What to produce:
Return the listing word for word, as given.

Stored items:
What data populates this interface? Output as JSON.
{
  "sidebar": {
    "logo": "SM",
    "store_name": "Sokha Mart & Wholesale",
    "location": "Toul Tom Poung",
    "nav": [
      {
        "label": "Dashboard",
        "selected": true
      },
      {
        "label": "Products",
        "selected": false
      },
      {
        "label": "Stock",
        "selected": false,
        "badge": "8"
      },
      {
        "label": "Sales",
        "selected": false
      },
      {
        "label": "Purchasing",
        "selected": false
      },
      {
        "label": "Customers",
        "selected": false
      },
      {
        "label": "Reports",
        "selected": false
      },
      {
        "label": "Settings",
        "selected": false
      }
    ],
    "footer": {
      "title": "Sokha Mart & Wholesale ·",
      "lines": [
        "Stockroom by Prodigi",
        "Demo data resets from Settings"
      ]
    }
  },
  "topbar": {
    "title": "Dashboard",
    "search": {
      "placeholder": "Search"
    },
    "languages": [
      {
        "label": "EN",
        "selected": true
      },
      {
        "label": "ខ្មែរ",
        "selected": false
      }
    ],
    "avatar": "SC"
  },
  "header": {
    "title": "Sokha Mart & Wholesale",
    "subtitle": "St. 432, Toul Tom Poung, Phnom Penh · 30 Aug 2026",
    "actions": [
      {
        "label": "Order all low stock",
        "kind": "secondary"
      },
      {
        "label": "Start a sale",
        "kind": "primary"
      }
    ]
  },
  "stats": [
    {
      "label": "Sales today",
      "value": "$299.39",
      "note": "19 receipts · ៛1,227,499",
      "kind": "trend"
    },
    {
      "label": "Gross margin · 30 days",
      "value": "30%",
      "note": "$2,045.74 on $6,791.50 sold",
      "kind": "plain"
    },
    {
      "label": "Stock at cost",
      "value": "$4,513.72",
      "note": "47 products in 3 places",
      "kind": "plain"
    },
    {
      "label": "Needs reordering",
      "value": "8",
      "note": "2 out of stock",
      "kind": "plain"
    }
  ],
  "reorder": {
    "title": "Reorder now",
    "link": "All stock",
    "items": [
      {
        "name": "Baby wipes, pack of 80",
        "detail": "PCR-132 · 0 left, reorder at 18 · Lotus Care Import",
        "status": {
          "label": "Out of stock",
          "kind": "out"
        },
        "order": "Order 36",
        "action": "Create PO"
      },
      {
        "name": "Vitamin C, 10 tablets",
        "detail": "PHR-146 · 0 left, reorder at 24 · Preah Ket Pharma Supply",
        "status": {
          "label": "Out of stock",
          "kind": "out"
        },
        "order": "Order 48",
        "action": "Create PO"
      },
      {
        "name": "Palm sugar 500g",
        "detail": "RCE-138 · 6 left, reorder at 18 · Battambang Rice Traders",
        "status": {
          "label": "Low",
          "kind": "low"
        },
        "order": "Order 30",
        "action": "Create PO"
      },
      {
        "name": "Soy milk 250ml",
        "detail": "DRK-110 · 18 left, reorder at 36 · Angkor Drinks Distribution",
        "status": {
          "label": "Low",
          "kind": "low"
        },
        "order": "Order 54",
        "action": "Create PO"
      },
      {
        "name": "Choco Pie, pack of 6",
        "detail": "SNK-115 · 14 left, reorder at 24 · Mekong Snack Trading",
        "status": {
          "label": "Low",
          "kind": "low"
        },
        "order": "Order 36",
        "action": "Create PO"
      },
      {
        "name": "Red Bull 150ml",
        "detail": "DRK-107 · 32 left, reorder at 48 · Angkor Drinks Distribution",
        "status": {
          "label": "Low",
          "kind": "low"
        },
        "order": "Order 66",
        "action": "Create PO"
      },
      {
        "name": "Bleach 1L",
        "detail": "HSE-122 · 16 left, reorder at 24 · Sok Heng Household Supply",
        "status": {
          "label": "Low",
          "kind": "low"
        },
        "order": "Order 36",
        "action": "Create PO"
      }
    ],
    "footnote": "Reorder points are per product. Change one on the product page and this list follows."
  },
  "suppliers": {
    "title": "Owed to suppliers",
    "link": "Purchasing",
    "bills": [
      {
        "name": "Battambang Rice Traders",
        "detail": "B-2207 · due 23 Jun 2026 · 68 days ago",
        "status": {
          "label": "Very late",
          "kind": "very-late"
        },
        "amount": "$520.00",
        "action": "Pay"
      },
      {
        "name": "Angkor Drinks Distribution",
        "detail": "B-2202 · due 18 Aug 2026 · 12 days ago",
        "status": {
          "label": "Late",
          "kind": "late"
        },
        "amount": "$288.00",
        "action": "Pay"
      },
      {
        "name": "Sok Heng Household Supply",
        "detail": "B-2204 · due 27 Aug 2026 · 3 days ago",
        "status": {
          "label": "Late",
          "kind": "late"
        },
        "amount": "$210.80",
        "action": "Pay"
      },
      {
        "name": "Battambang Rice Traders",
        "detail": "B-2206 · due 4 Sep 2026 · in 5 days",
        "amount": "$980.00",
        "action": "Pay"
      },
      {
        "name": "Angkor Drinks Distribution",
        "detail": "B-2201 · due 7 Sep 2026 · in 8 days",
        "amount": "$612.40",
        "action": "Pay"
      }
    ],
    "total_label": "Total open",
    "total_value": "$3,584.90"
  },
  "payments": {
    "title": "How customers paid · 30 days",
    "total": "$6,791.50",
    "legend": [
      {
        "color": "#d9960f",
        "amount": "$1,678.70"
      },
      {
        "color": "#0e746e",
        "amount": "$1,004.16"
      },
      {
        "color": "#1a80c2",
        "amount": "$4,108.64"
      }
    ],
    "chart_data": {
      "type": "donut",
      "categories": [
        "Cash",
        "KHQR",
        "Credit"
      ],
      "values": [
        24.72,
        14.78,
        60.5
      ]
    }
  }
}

Task result:
What data populates this interface? Output as JSON.
{
  "sidebar": {
    "logo": "SM",
    "store_name": "Sokha Mart & Wholesale",
    "location": "Toul Tom Poung",
    "nav": [
      {
        "label": "Dashboard",
        "selected": true
      },
      {
        "label": "Products",
        "selected": false
      },
      {
        "label": "Stock",
        "selected": false,
        "badge": "8"
      },
      {
        "label": "Sales",
        "selected": false
      },
      {
        "label": "Purchasing",
        "selected": false
      },
      {
        "label": "Customers",
        "selected": false
      },
      {
        "label": "Reports",
        "selected": false
      },
      {
        "label": "Settings",
        "selected": false
      }
    ],
    "footer": {
      "title": "Sokha Mart & Wholesale ·",
      "lines": [
        "Stockroom by Prodigi",
        "Demo data resets from Settings"
      ]
    }
  },
  "topbar": {
    "title": "Dashboard",
    "search": {
      "placeholder": "Search"
    },
    "languages": [
      {
        "label": "EN",
        "selected": true
      },
      {
        "label": "ខ្មែរ",
        "selected": false
      }
    ],
    "avatar": "SC"
  },
  "header": {
    "title": "Sokha Mart & Wholesale",
    "subtitle": "St. 432, Toul Tom Poung, Phnom Penh · 30 Aug 2026",
    "actions": [
      {
        "label": "Order all low stock",
        "kind": "secondary"
      },
      {
        "label": "Start a sale",
        "kind": "primary"
      }
    ]
  },
  "stats": [
    {
      "label": "Sales today",
      "value": "$299.39",
      "note": "19 receipts · ៛1,227,499",
      "kind": "trend"
    },
    {
      "label": "Gross margin · 30 days",
      "value": "30%",
      "note": "$2,045.74 on $6,791.50 sold",
      "kind": "plain"
    },
    {
      "label": "Stock at cost",
      "value": "$4,513.72",
      "note": "47 products in 3 places",
      "kind": "plain"
    },
    {
      "label": "Needs reordering",
      "value": "8",
      "note": "2 out of stock",
      "kind": "plain"
    }
  ],
  "reorder": {
    "title": "Reorder now",
    "link": "All stock",
    "items": [
      {
        "name": "Baby wipes, pack of 80",
        "detail": "PCR-132 · 0 left, reorder at 18 · Lotus Care Import",
        "status": {
          "label": "Out of stock",
          "kind": "out"
        },
        "order": "Order 36",
        "action": "Create PO"
      },
      {
        "name": "Vitamin C, 10 tablets",
        "detail": "PHR-146 · 0 left, reorder at 24 · Preah Ket Pharma Supply",
        "status": {
          "label": "Out of stock",
          "kind": "out"
        },
        "order": "Order 48",
        "action": "Create PO"
      },
      {
        "name": "Palm sugar 500g",
        "detail": "RCE-138 · 6 left, reorder at 18 · Battambang Rice Traders",
        "status": {
          "label": "Low",
          "kind": "low"
        },
        "order": "Order 30",
        "action": "Create PO"
      },
      {
        "name": "Soy milk 250ml",
        "detail": "DRK-110 · 18 left, reorder at 36 · Angkor Drinks Distribution",
        "status": {
          "label": "Low",
          "kind": "low"
        },
        "order": "Order 54",
        "action": "Create PO"
      },
      {
        "name": "Choco Pie, pack of 6",
        "detail": "SNK-115 · 14 left, reorder at 24 · Mekong Snack Trading",
        "status": {
          "label": "Low",
          "kind": "low"
        },
        "order": "Order 36",
        "action": "Create PO"
      },
      {
        "name": "Red Bull 150ml",
        "detail": "DRK-107 · 32 left, reorder at 48 · Angkor Drinks Distribution",
        "status": {
          "label": "Low",
          "kind": "low"
        },
        "order": "Order 66",
        "action": "Create PO"
      },
      {
        "name": "Bleach 1L",
        "detail": "HSE-122 · 16 left, reorder at 24 · Sok Heng Household Supply",
        "status": {
          "label": "Low",
          "kind": "low"
        },
        "order": "Order 36",
        "action": "Create PO"
      }
    ],
    "footnote": "Reorder points are per product. Change one on the product page and this list follows."
  },
  "suppliers": {
    "title": "Owed to suppliers",
    "link": "Purchasing",
    "bills": [
      {
        "name": "Battambang Rice Traders",
        "detail": "B-2207 · due 23 Jun 2026 · 68 days ago",
        "status": {
          "label": "Very late",
          "kind": "very-late"
        },
        "amount": "$520.00",
        "action": "Pay"
      },
      {
        "name": "Angkor Drinks Distribution",
        "detail": "B-2202 · due 18 Aug 2026 · 12 days ago",
        "status": {
          "label": "Late",
          "kind": "late"
        },
        "amount": "$288.00",
        "action": "Pay"
      },
      {
        "name": "Sok Heng Household Supply",
        "detail": "B-2204 · due 27 Aug 2026 · 3 days ago",
        "status": {
          "label": "Late",
          "kind": "late"
        },
        "amount": "$210.80",
        "action": "Pay"
      },
      {
        "name": "Battambang Rice Traders",
        "detail": "B-2206 · due 4 Sep 2026 · in 5 days",
        "amount": "$980.00",
        "action": "Pay"
      },
      {
        "name": "Angkor Drinks Distribution",
        "detail": "B-2201 · due 7 Sep 2026 · in 8 days",
        "amount": "$612.40",
        "action": "Pay"
      }
    ],
    "total_label": "Total open",
    "total_value": "$3,584.90"
  },
  "payments": {
    "title": "How customers paid · 30 days",
    "total": "$6,791.50",
    "legend": [
      {
        "color": "#d9960f",
        "amount": "$1,678.70"
      },
      {
        "color": "#0e746e",
        "amount": "$1,004.16"
      },
      {
        "color": "#1a80c2",
        "amount": "$4,108.64"
      }
    ],
    "chart_data": {
      "type": "donut",
      "categories": [
        "Cash",
        "KHQR",
        "Credit"
      ],
      "values": [
        24.72,
        14.78,
        60.5
      ]
    }
  }
}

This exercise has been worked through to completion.